Scan the entries below and extract each line with the word "Costing" in it.
---
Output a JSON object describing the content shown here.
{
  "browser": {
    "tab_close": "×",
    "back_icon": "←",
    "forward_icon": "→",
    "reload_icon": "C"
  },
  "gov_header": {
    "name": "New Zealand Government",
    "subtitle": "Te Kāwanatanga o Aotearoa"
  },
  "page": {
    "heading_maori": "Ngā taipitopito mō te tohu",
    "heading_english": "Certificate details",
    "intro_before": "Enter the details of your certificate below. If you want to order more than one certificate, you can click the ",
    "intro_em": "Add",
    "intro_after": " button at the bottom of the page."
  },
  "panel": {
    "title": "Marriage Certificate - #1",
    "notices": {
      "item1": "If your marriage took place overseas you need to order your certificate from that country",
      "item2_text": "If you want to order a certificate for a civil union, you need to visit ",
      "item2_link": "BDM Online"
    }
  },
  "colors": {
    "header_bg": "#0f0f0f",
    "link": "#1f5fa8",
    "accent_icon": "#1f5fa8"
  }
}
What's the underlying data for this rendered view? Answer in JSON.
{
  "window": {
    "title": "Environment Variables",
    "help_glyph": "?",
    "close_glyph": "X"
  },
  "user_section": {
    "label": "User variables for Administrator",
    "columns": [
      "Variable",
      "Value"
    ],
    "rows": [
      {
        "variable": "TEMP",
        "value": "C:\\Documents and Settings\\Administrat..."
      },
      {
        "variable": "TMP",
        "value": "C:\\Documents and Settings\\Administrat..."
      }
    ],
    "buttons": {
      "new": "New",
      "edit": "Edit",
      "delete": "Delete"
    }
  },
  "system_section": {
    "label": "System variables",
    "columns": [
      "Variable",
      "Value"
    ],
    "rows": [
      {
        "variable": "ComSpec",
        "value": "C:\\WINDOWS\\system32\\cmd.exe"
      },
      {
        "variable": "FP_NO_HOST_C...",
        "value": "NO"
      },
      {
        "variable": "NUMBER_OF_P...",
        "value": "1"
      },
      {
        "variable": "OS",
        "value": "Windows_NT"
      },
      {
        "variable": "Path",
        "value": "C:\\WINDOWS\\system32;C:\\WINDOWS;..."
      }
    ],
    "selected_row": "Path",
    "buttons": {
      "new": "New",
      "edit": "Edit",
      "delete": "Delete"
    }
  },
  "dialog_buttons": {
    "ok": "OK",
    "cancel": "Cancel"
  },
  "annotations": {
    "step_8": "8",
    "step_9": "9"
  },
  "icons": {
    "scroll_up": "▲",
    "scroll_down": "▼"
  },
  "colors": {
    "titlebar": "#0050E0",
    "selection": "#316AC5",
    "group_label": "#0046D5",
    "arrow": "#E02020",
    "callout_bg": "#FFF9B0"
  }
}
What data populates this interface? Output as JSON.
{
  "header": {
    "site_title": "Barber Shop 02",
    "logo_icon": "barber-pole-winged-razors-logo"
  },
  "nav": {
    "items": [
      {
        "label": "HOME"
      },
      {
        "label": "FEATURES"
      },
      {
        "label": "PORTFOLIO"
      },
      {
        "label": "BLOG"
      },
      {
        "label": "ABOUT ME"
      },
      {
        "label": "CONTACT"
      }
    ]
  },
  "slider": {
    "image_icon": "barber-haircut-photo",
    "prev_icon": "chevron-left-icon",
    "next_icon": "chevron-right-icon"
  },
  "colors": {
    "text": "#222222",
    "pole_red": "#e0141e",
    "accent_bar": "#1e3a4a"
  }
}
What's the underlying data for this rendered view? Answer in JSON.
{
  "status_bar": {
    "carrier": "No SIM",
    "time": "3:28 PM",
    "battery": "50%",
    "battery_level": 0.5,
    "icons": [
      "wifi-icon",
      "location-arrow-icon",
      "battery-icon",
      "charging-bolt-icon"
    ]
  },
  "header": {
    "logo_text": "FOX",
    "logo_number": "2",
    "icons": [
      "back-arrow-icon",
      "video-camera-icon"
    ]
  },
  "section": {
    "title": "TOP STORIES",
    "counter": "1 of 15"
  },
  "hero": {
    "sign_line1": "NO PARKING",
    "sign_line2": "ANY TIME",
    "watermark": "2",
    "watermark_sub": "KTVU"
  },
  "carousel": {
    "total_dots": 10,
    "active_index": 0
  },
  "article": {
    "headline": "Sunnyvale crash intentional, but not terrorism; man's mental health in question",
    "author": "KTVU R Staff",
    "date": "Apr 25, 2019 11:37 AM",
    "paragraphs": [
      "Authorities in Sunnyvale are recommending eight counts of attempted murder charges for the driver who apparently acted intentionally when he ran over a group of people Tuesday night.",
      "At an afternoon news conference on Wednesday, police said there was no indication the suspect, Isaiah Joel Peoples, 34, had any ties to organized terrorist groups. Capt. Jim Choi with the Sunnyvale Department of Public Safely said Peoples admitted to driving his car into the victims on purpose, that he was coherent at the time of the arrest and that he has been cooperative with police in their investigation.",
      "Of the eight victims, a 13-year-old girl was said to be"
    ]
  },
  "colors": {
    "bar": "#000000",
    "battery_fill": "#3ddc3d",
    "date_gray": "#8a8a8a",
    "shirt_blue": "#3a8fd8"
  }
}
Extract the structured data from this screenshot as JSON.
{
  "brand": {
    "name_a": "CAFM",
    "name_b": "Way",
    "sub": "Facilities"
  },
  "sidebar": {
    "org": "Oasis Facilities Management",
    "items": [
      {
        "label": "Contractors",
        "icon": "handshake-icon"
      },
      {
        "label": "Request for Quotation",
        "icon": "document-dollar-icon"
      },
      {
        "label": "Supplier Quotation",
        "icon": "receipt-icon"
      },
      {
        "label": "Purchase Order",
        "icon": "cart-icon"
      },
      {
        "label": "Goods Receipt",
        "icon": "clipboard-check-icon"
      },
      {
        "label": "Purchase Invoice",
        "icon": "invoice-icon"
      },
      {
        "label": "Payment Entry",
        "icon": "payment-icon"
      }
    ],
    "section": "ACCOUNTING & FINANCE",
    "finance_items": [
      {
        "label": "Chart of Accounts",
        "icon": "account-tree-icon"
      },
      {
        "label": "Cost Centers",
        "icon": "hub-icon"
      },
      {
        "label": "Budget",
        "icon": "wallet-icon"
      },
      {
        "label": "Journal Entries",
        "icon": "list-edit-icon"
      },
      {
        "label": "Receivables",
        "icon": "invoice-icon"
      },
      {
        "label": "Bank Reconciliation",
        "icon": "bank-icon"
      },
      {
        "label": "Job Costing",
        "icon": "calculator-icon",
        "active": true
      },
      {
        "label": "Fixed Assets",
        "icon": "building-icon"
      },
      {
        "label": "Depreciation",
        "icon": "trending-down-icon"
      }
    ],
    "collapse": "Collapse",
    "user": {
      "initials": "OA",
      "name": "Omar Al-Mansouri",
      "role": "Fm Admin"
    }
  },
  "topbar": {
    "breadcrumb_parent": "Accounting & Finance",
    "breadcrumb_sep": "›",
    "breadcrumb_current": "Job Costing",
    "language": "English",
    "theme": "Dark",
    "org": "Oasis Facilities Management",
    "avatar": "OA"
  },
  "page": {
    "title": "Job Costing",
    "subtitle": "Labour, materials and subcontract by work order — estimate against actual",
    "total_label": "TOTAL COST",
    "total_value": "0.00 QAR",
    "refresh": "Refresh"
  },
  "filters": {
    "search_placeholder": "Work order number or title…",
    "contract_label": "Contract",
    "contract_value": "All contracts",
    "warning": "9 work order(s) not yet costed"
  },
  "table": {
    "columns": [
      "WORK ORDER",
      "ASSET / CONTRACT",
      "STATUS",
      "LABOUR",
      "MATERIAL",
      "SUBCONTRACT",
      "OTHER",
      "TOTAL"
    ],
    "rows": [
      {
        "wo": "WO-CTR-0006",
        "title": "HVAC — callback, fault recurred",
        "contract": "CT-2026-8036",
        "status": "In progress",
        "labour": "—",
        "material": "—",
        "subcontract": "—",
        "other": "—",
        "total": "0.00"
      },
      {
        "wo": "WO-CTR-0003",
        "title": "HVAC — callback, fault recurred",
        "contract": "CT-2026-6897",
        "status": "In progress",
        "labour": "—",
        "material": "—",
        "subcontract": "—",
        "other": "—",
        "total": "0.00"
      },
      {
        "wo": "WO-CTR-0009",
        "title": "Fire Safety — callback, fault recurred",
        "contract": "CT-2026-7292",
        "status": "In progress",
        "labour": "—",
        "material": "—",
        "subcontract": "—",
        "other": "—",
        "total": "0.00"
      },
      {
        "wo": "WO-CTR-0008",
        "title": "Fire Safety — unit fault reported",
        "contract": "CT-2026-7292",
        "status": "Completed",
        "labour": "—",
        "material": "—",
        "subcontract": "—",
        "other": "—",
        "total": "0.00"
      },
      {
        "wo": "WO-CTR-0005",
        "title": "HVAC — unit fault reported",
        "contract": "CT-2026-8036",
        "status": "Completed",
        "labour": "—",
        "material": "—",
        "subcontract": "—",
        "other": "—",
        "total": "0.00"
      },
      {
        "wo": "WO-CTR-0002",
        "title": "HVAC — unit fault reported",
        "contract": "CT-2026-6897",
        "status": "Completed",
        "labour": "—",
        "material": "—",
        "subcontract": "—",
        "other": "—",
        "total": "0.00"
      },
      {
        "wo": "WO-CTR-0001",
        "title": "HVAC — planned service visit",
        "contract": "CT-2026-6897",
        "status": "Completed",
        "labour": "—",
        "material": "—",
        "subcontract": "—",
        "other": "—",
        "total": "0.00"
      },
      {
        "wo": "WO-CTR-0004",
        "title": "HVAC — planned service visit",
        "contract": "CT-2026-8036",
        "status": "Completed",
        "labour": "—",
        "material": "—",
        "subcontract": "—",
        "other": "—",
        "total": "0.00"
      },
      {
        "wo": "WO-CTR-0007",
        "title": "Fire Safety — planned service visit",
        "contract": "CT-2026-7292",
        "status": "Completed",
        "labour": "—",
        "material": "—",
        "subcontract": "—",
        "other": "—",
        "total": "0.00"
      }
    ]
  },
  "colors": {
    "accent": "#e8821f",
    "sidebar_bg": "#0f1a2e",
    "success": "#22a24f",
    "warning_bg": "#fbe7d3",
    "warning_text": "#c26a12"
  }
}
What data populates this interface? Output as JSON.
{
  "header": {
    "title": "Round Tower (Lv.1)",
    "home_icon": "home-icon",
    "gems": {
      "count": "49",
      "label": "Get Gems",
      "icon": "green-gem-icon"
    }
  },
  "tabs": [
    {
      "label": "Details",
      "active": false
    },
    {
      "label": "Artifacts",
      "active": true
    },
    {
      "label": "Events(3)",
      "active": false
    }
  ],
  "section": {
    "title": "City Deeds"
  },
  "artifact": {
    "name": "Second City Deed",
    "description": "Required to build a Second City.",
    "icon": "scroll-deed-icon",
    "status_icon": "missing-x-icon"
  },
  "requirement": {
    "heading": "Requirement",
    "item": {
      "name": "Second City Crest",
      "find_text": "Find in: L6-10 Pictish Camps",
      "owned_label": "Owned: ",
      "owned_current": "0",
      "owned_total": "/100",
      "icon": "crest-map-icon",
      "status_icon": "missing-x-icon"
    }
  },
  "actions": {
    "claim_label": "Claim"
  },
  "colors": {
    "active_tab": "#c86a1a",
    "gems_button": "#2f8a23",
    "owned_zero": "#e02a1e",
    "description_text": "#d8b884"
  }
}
---
### RIGHT ANSWER
        "label": "Job Costing",
    "breadcrumb_current": "Job Costing",
    "title": "Job Costing",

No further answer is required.